Les premières enchères : L’hombre

Le premier jeu de cartes répertorié comportant des enchères est l’Hombre. C’est un jeu de la même famille que la Triomphe, mais d’apparition un peu postérieure. Il a bénéficié d’un succès encore plus large et plus durable. D’origine espagnole, il date du milieu du 17ème siècle, et sa pratique n’a pas disparu. Mais il a bénéficié de sa plus grande vogue au 18ème siècle, dans les milieux fortunés. C’était l’une des occupations favorites de ceux qui se rendaient dans les villes d’eaux. Les couleurs comportent dix cartes : il n’y a pas de 8, de 9 et de 10.

L’ordre n’est pas le même dans les couleurs rouges et dans les couleurs noires. Cette subtilité, dont l’intérêt n’est pas évident, disparaîtra ensuite dans les jeux qui succèderont à l’Hombre. Différence plus importante avec le Bridge, la partie ne rassemble que trois participants, qui défendent chacun leurs intérêts. Au début d’une donne, chaque joueur reçoit 9 cartes. Il reste donc un talon de 13 cartes. Mais ce qui fait de l’Hombre un précurseur du Bridge, c’est l’existence d’un contrat, déterminé à la suite de ce que l’on peut considérer comme un premier embryon de séquence d’enchères.

Il y a en effet, en dehors de passe, trois enchères :

  • « je prends »: le joueur fixe l’atout et s’engage à faire plus de levées que chacun de ses deux adversaires, tout en gardant le droit d’échanger certaines de ses cartes avec celles du talon
  • « je joue sans prendre »: le joueur s’engage à faire au moins cinq levées (sur les 9), sans échanger de cartes avec celles du talon
  • « je joue la vole »: le joueur s’engage à faire toutes les levées, là aussi en choisissant l’atout

Ces enchères sont rangées par ordre croissant

Quand un joueur a fait l’une d’entre elles, un autre joueur peut en faire une autre si elle est plus élevée. Les enchères s’arrêtent quand un joueur a fait une enchère et que les deux autres ont passé. Directement dans la filiation de l’Hombre, la Quadrille apparaît à la fin du 17ème siècle. Elle est l’objet de plusieurs traités au début du 18ème siècle, et est citée par Chateaubriand dans ses Mémoires d’Outre-Tombe. Comme l’Hombre, la Quadrille se joue avec 40 cartes. Mais la partie rassemble quatre participants. Toutes les cartes sont distribuées, et il n’y a donc ni talon ni échange de cartes. Les joueurs ne sont pas associés deux par deux au début de chaque donne. Il n’existe que deux enchères :

  • Hombre avec partenaire : le joueur choisit un atout et appelle un Roi d’une autre couleur, Roi qu’il ne possède pas : le détenteur de ce Roi devient son associé, et le camp doit faire au moins six levées;
  • Hombre seul, où un joueur s’engage à faire seul six levées. Cette deuxième enchère est plus forte que la précédente.

### Extraits de données:
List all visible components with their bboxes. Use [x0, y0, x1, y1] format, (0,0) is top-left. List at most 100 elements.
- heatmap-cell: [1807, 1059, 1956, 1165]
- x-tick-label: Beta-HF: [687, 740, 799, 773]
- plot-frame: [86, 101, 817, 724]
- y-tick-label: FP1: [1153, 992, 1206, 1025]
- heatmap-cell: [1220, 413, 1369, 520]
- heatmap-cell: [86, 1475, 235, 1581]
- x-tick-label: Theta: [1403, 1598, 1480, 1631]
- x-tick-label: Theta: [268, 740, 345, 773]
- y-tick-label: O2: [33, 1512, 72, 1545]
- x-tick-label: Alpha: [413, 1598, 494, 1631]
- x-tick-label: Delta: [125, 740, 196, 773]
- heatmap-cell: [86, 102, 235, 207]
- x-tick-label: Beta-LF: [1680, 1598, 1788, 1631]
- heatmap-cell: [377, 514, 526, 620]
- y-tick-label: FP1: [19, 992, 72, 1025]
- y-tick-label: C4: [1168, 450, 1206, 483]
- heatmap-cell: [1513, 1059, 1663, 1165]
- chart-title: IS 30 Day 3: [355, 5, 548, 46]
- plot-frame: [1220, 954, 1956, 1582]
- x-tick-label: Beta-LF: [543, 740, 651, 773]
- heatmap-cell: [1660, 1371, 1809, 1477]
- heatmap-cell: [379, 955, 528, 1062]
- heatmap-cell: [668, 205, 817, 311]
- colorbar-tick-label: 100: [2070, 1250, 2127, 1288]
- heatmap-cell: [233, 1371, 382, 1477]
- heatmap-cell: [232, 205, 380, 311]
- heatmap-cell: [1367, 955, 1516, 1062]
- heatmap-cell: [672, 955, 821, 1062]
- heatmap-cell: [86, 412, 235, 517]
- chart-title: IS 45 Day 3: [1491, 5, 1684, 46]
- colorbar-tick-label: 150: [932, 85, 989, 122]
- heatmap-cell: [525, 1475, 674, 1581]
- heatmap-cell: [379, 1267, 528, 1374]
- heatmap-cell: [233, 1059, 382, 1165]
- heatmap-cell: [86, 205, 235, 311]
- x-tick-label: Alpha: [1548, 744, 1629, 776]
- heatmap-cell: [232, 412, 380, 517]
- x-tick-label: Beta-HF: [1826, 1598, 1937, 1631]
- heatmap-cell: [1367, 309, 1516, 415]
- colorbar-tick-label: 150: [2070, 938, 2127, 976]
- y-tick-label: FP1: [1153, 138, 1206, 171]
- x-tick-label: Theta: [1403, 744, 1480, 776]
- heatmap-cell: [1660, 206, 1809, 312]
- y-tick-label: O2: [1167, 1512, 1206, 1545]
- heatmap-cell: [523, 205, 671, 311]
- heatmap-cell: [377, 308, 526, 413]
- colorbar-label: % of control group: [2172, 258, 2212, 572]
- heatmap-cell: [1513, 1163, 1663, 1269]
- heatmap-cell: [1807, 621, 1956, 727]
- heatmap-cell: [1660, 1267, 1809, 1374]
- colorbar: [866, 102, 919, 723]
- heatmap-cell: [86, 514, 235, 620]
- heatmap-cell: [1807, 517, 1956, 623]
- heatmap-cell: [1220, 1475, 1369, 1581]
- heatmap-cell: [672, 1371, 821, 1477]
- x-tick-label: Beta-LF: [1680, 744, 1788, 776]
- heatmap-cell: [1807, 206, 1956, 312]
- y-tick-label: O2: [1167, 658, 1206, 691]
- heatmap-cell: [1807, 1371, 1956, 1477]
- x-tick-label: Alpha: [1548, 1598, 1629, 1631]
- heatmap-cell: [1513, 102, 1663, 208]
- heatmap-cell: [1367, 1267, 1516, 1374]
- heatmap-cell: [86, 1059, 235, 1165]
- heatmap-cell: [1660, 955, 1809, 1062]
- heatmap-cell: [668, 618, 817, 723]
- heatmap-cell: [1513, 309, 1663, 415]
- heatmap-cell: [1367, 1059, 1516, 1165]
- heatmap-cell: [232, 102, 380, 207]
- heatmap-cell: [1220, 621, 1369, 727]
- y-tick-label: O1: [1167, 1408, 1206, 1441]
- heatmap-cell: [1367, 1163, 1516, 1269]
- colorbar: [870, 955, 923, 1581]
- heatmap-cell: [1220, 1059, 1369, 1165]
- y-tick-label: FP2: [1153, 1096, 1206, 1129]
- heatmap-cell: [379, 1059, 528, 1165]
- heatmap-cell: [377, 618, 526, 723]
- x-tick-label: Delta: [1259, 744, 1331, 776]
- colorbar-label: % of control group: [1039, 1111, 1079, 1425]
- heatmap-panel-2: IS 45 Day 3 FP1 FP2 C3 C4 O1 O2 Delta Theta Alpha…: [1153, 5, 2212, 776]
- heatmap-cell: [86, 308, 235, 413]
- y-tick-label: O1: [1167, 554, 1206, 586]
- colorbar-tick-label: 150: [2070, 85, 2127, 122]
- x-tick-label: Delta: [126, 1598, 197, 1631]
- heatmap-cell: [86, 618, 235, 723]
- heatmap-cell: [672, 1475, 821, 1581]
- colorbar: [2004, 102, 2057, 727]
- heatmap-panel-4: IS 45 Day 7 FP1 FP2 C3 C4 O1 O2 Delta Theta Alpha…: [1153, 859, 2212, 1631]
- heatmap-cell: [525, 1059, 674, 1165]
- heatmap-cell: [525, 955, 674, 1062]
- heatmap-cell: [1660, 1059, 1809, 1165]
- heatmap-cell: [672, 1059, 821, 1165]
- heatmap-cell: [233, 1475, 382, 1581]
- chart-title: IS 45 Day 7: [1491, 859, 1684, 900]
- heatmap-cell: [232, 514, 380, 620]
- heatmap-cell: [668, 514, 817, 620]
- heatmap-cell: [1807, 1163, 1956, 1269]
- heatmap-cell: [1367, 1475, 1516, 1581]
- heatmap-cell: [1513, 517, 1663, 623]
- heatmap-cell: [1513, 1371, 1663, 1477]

### Travail demandé:
Selon le texte sur l'Hombre, combien de cartes chaque joueur reçoit-il au début d'une donne ? La liste n'intervient en rien dans ce travail.

### Exercice corrigé:
Chaque joueur reçoit 9 cartes.